── PAGE TEXT ──
If the clear operates in place and you can't assign to a new instance, then make the last line assert expected == actual.clear

Initially I tried this approach but then I realized that we can't instantiate the expected object given those expected parameters. The reason why it cannot is because there is a function in the class called setdata that does not allow instantiating a object with 0 resolution as what clear does. here is part of the code that setdatadefines:
if res <= 0: raise ValueError("Resolution res must be greater than 0.")

The only way that makes your structure works is to refactor the source code here to change from <= to <, but I'm not sure if this would change the behavior of the function as Luke originally plans...

Why is it possible to set a zero resolution in clear but not when instantiating? This is the question. This is probably an issue with the code itself. Actually, this is one reason we love tests, because we discover things like this....

Remember, tests test "behavior", not code. What behavior do we want for the clear method?

Is clear used anywhere in the code? Try and figure out what it is used for, then make a suggestion for your preferred fix.

It is used in the initilization (init)of the object. Basically, it guarantees that it could create a clean object in the instantiating step. The code reference is here
self.clear()
self.setdata(x, y, res)

Did not expect to see a flurry of activity on SrMise and thought I should chime in where it would be helpful. A res of 0 should produce the trivial clustering -- each point is its own cluster. I most likely required res > 0 because the point of the class is to find non-trivial clusterings and because in an early stage of development this class was more tightly coupled to the physical resolution of the PDF, which certainly has a positive value. Setting setting res = 0 when clearing was a transient stand in for an uninitialized state.
───
■ **AIM 1**: Put the records below, from their first line through the line containing "page-title: SWEDEN: KEY" (both included), into a Markdown table with the columns Row and Line, leaving out blank lines.
── THE RECORDS ──
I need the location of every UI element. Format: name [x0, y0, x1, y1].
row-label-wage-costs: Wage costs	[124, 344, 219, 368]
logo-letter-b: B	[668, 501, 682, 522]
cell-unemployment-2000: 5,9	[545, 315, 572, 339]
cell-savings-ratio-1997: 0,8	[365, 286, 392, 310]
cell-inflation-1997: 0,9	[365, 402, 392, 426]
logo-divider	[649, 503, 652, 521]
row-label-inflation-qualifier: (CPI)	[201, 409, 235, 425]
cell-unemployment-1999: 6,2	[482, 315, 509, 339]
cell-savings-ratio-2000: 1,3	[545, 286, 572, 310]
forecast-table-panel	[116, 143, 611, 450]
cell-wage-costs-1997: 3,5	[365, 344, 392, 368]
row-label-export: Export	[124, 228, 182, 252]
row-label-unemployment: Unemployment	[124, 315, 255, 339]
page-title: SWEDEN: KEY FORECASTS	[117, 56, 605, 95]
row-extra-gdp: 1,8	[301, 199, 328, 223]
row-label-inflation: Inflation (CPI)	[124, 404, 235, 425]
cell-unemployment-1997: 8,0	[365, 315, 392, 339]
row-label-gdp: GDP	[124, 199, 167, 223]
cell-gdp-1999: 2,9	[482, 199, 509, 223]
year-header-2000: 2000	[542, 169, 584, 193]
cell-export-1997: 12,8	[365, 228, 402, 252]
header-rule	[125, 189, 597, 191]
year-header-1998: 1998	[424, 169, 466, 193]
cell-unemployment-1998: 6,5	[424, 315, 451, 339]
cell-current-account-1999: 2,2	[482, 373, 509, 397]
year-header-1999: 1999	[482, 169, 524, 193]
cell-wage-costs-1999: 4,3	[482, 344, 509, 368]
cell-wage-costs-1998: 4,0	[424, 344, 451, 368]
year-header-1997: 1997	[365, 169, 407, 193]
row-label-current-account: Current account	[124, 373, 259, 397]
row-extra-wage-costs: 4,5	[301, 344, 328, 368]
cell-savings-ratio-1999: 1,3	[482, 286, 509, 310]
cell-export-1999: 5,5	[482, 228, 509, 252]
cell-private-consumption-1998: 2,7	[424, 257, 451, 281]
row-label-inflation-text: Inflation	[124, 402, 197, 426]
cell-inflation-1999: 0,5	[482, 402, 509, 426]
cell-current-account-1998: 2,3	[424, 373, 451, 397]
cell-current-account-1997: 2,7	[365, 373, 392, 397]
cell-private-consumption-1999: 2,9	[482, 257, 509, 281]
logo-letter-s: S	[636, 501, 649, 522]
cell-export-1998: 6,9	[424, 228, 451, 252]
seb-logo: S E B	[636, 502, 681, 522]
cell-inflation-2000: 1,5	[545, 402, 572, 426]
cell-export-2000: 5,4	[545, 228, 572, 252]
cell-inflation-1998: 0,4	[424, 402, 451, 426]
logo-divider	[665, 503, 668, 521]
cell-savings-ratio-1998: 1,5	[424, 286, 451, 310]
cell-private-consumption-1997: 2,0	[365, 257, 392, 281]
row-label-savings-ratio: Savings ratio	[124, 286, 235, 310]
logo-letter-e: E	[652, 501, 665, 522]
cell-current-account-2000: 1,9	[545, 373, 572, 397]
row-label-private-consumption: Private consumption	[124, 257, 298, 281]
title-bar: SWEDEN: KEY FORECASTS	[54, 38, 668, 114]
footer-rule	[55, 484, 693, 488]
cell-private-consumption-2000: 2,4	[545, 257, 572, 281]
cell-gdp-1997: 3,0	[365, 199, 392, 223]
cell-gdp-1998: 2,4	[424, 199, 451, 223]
───
■ **AIM 2**: What arguments are passed to setdata in the code reference in the forum thread?

■ **EXERCISE ANSWER 1**:
| Row | Line |
|---|---|
| 1 | I need the location of every UI element. Format: name [x0, y0, x1, y1]. |
| 2 | row-label-wage-costs: Wage costs	[124, 344, 219, 368] |
| 3 | logo-letter-b: B	[668, 501, 682, 522] |
| 4 | cell-unemployment-2000: 5,9	[545, 315, 572, 339] |
| 5 | cell-savings-ratio-1997: 0,8	[365, 286, 392, 310] |
| 6 | cell-inflation-1997: 0,9	[365, 402, 392, 426] |
| 7 | logo-divider	[649, 503, 652, 521] |
| 8 | row-label-inflation-qualifier: (CPI)	[201, 409, 235, 425] |
| 9 | cell-unemployment-1999: 6,2	[482, 315, 509, 339] |
| 10 | cell-savings-ratio-2000: 1,3	[545, 286, 572, 310] |
| 11 | forecast-table-panel	[116, 143, 611, 450] |
| 12 | cell-wage-costs-1997: 3,5	[365, 344, 392, 368] |
| 13 | row-label-export: Export	[124, 228, 182, 252] |
| 14 | row-label-unemployment: Unemployment	[124, 315, 255, 339] |
| 15 | page-title: SWEDEN: KEY FORECASTS	[117, 56, 605, 95] |

■ **EXERCISE ANSWER 2**: x, y, res